— WRITTEN PROBLEM —
Report back each line of the records that contains the string "两直线平行".

• • • • • • •

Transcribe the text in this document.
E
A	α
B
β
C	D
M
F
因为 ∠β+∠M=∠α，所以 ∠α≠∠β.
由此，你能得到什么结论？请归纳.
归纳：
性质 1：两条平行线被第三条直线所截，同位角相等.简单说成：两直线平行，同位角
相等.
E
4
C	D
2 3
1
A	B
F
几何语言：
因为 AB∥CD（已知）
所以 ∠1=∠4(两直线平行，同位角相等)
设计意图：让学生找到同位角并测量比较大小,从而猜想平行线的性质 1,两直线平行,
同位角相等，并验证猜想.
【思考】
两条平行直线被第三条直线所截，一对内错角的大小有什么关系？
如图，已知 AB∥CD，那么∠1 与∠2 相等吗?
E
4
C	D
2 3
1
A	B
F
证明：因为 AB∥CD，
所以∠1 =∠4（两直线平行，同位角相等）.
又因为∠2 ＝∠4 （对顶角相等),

• • • • • • •

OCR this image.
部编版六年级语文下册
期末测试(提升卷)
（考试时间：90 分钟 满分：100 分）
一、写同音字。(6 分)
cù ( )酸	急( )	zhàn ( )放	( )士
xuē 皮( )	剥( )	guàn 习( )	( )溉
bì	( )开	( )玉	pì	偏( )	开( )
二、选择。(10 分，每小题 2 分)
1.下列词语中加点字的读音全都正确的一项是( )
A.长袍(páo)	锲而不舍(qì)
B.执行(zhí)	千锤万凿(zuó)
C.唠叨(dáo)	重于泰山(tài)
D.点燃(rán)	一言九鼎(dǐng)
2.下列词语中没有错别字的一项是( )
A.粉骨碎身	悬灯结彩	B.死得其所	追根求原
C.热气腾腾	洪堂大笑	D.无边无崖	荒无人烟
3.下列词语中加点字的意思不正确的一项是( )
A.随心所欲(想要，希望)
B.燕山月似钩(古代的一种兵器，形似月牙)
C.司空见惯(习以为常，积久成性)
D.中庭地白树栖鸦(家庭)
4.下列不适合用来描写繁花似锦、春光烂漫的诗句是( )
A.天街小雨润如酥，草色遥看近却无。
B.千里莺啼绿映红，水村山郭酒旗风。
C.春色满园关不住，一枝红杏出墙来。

• • • • • • •

— ANSWER TO THE TASK —
性质 1：两条平行线被第三条直线所截，同位角相等.简单说成：两直线平行，同位角
所以 ∠1=∠4(两直线平行，同位角相等)
设计意图：让学生找到同位角并测量比较大小,从而猜想平行线的性质 1,两直线平行,
所以∠1 =∠4（两直线平行，同位角相等）.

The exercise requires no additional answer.